SHORT PROBLEM. Print the records below exactly as they appear.

INPUT FOR THIS TASK.

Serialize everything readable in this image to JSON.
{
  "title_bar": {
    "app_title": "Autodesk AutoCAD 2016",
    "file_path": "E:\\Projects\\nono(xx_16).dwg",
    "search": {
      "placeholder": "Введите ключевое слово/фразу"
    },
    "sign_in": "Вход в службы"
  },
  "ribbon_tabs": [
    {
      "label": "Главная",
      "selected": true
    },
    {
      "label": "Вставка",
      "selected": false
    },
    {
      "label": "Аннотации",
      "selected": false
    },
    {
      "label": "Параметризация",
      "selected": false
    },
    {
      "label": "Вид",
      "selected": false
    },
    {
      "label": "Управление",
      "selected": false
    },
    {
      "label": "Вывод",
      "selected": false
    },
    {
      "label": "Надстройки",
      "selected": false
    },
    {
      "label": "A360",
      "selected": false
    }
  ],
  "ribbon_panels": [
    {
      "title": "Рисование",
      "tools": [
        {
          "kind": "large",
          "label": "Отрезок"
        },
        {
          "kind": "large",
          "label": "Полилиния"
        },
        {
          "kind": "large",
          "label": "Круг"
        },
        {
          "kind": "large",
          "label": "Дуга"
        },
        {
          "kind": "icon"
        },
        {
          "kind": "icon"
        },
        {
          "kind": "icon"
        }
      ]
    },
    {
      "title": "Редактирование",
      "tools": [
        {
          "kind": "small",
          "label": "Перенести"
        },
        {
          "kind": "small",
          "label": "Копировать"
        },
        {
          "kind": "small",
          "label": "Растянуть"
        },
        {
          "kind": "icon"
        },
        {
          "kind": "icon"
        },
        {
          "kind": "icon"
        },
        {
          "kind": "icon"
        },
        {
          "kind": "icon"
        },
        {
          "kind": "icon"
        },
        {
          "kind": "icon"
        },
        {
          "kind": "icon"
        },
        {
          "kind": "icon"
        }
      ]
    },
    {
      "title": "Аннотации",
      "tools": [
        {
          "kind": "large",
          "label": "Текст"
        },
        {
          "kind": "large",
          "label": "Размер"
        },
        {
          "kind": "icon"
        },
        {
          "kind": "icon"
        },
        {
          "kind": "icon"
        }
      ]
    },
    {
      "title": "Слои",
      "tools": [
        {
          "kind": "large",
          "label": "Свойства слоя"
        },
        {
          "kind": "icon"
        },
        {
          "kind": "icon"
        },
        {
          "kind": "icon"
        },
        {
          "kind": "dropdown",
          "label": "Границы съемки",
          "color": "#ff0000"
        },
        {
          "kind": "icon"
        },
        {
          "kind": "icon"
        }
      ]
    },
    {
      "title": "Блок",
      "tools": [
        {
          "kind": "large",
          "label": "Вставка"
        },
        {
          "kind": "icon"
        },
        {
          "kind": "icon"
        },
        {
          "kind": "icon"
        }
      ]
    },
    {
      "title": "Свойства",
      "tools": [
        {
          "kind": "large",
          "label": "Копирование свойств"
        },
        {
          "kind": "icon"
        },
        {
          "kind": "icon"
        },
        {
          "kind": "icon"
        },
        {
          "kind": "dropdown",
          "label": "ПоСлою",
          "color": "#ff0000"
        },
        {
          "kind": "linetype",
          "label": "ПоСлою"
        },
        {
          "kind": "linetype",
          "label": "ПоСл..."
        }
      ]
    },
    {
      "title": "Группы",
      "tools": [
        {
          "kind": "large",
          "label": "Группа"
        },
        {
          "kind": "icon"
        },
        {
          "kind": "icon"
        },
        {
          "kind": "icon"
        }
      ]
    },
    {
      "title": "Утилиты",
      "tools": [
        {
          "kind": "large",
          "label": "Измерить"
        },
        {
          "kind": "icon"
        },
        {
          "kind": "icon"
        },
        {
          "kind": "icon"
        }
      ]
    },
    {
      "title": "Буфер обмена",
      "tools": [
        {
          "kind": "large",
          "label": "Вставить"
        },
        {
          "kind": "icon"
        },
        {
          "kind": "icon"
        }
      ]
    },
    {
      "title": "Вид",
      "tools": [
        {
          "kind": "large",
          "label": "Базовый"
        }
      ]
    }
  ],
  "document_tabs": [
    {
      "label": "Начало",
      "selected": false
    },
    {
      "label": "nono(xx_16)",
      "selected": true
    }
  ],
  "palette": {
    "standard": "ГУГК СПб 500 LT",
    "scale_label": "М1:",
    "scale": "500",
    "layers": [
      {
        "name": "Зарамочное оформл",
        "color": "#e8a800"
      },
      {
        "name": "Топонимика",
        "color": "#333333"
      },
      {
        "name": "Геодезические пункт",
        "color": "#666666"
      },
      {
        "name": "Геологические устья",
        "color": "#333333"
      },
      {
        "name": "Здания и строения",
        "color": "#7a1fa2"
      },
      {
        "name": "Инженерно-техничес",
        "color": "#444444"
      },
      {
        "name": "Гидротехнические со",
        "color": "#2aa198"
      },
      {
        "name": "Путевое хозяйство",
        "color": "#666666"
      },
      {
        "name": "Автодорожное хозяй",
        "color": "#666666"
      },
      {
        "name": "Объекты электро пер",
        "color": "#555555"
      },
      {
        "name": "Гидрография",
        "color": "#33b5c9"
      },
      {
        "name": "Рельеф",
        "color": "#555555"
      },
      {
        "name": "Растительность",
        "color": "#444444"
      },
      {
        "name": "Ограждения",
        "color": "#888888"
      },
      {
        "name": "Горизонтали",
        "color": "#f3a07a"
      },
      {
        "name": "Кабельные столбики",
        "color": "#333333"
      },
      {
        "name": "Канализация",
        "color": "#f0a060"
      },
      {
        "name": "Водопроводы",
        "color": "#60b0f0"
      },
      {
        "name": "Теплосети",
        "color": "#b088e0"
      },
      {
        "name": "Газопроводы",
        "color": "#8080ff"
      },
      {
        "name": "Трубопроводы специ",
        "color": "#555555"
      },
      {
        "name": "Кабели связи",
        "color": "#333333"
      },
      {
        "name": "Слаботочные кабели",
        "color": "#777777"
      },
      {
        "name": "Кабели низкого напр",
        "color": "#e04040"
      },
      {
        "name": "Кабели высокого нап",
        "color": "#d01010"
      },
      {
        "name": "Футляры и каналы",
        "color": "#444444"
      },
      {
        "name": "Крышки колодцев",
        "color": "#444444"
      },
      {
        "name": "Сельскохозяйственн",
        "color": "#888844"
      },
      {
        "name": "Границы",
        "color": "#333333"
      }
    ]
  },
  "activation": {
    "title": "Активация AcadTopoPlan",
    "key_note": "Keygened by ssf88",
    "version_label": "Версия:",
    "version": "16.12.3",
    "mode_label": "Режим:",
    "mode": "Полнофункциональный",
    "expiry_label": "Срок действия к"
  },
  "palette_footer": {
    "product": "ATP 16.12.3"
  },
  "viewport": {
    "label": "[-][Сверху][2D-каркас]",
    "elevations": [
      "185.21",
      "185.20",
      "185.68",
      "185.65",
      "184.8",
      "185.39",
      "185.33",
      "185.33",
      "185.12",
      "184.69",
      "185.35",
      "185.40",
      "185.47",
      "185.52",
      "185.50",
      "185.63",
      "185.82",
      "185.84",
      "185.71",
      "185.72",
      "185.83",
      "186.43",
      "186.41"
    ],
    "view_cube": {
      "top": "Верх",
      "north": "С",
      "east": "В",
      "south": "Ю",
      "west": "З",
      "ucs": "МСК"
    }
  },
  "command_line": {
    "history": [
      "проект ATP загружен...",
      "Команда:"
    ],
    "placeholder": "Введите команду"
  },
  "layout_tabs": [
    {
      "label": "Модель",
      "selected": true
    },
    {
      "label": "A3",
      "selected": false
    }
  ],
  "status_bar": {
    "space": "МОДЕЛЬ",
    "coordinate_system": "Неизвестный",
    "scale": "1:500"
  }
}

CORRECT RESULT.
Serialize everything readable in this image to JSON.
{
  "title_bar": {
    "app_title": "Autodesk AutoCAD 2016",
    "file_path": "E:\\Projects\\nono(xx_16).dwg",
    "search": {
      "placeholder": "Введите ключевое слово/фразу"
    },
    "sign_in": "Вход в службы"
  },
  "ribbon_tabs": [
    {
      "label": "Главная",
      "selected": true
    },
    {
      "label": "Вставка",
      "selected": false
    },
    {
      "label": "Аннотации",
      "selected": false
    },
    {
      "label": "Параметризация",
      "selected": false
    },
    {
      "label": "Вид",
      "selected": false
    },
    {
      "label": "Управление",
      "selected": false
    },
    {
      "label": "Вывод",
      "selected": false
    },
    {
      "label": "Надстройки",
      "selected": false
    },
    {
      "label": "A360",
      "selected": false
    }
  ],
  "ribbon_panels": [
    {
      "title": "Рисование",
      "tools": [
        {
          "kind": "large",
          "label": "Отрезок"
        },
        {
          "kind": "large",
          "label": "Полилиния"
        },
        {
          "kind": "large",
          "label": "Круг"
        },
        {
          "kind": "large",
          "label": "Дуга"
        },
        {
          "kind": "icon"
        },
        {
          "kind": "icon"
        },
        {
          "kind": "icon"
        }
      ]
    },
    {
      "title": "Редактирование",
      "tools": [
        {
          "kind": "small",
          "label": "Перенести"
        },
        {
          "kind": "small",
          "label": "Копировать"
        },
        {
          "kind": "small",
          "label": "Растянуть"
        },
        {
          "kind": "icon"
        },
        {
          "kind": "icon"
        },
        {
          "kind": "icon"
        },
        {
          "kind": "icon"
        },
        {
          "kind": "icon"
        },
        {
          "kind": "icon"
        },
        {
          "kind": "icon"
        },
        {
          "kind": "icon"
        },
        {
          "kind": "icon"
        }
      ]
    },
    {
      "title": "Аннотации",
      "tools": [
        {
          "kind": "large",
          "label": "Текст"
        },
        {
          "kind": "large",
          "label": "Размер"
        },
        {
          "kind": "icon"
        },
        {
          "kind": "icon"
        },
        {
          "kind": "icon"
        }
      ]
    },
    {
      "title": "Слои",
      "tools": [
        {
          "kind": "large",
          "label": "Свойства слоя"
        },
        {
          "kind": "icon"
        },
        {
          "kind": "icon"
        },
        {
          "kind": "icon"
        },
        {
          "kind": "dropdown",
          "label": "Границы съемки",
          "color": "#ff0000"
        },
        {
          "kind": "icon"
        },
        {
          "kind": "icon"
        }
      ]
    },
    {
      "title": "Блок",
      "tools": [
        {
          "kind": "large",
          "label": "Вставка"
        },
        {
          "kind": "icon"
        },
        {
          "kind": "icon"
        },
        {
          "kind": "icon"
        }
      ]
    },
    {
      "title": "Свойства",
      "tools": [
        {
          "kind": "large",
          "label": "Копирование свойств"
        },
        {
          "kind": "icon"
        },
        {
          "kind": "icon"
        },
        {
          "kind": "icon"
        },
        {
          "kind": "dropdown",
          "label": "ПоСлою",
          "color": "#ff0000"
        },
        {
          "kind": "linetype",
          "label": "ПоСлою"
        },
        {
          "kind": "linetype",
          "label": "ПоСл..."
        }
      ]
    },
    {
      "title": "Группы",
      "tools": [
        {
          "kind": "large",
          "label": "Группа"
        },
        {
          "kind": "icon"
        },
        {
          "kind": "icon"
        },
        {
          "kind": "icon"
        }
      ]
    },
    {
      "title": "Утилиты",
      "tools": [
        {
          "kind": "large",
          "label": "Измерить"
        },
        {
          "kind": "icon"
        },
        {
          "kind": "icon"
        },
        {
          "kind": "icon"
        }
      ]
    },
    {
      "title": "Буфер обмена",
      "tools": [
        {
          "kind": "large",
          "label": "Вставить"
        },
        {
          "kind": "icon"
        },
        {
          "kind": "icon"
        }
      ]
    },
    {
      "title": "Вид",
      "tools": [
        {
          "kind": "large",
          "label": "Базовый"
        }
      ]
    }
  ],
  "document_tabs": [
    {
      "label": "Начало",
      "selected": false
    },
    {
      "label": "nono(xx_16)",
      "selected": true
    }
  ],
  "palette": {
    "standard": "ГУГК СПб 500 LT",
    "scale_label": "М1:",
    "scale": "500",
    "layers": [
      {
        "name": "Зарамочное оформл",
        "color": "#e8a800"
      },
      {
        "name": "Топонимика",
        "color": "#333333"
      },
      {
        "name": "Геодезические пункт",
        "color": "#666666"
      },
      {
        "name": "Геологические устья",
        "color": "#333333"
      },
      {
        "name": "Здания и строения",
        "color": "#7a1fa2"
      },
      {
        "name": "Инженерно-техничес",
        "color": "#444444"
      },
      {
        "name": "Гидротехнические со",
        "color": "#2aa198"
      },
      {
        "name": "Путевое хозяйство",
        "color": "#666666"
      },
      {
        "name": "Автодорожное хозяй",
        "color": "#666666"
      },
      {
        "name": "Объекты электро пер",
        "color": "#555555"
      },
      {
        "name": "Гидрография",
        "color": "#33b5c9"
      },
      {
        "name": "Рельеф",
        "color": "#555555"
      },
      {
        "name": "Растительность",
        "color": "#444444"
      },
      {
        "name": "Ограждения",
        "color": "#888888"
      },
      {
        "name": "Горизонтали",
        "color": "#f3a07a"
      },
      {
        "name": "Кабельные столбики",
        "color": "#333333"
      },
      {
        "name": "Канализация",
        "color": "#f0a060"
      },
      {
        "name": "Водопроводы",
        "color": "#60b0f0"
      },
      {
        "name": "Теплосети",
        "color": "#b088e0"
      },
      {
        "name": "Газопроводы",
        "color": "#8080ff"
      },
      {
        "name": "Трубопроводы специ",
        "color": "#555555"
      },
      {
        "name": "Кабели связи",
        "color": "#333333"
      },
      {
        "name": "Слаботочные кабели",
        "color": "#777777"
      },
      {
        "name": "Кабели низкого напр",
        "color": "#e04040"
      },
      {
        "name": "Кабели высокого нап",
        "color": "#d01010"
      },
      {
        "name": "Футляры и каналы",
        "color": "#444444"
      },
      {
        "name": "Крышки колодцев",
        "color": "#444444"
      },
      {
        "name": "Сельскохозяйственн",
        "color": "#888844"
      },
      {
        "name": "Границы",
        "color": "#333333"
      }
    ]
  },
  "activation": {
    "title": "Активация AcadTopoPlan",
    "key_note": "Keygened by ssf88",
    "version_label": "Версия:",
    "version": "16.12.3",
    "mode_label": "Режим:",
    "mode": "Полнофункциональный",
    "expiry_label": "Срок действия к"
  },
  "palette_footer": {
    "product": "ATP 16.12.3"
  },
  "viewport": {
    "label": "[-][Сверху][2D-каркас]",
    "elevations": [
      "185.21",
      "185.20",
      "185.68",
      "185.65",
      "184.8",
      "185.39",
      "185.33",
      "185.33",
      "185.12",
      "184.69",
      "185.35",
      "185.40",
      "185.47",
      "185.52",
      "185.50",
      "185.63",
      "185.82",
      "185.84",
      "185.71",
      "185.72",
      "185.83",
      "186.43",
      "186.41"
    ],
    "view_cube": {
      "top": "Верх",
      "north": "С",
      "east": "В",
      "south": "Ю",
      "west": "З",
      "ucs": "МСК"
    }
  },
  "command_line": {
    "history": [
      "проект ATP загружен...",
      "Команда:"
    ],
    "placeholder": "Введите команду"
  },
  "layout_tabs": [
    {
      "label": "Модель",
      "selected": true
    },
    {
      "label": "A3",
      "selected": false
    }
  ],
  "status_bar": {
    "space": "МОДЕЛЬ",
    "coordinate_system": "Неизвестный",
    "scale": "1:500"
  }
}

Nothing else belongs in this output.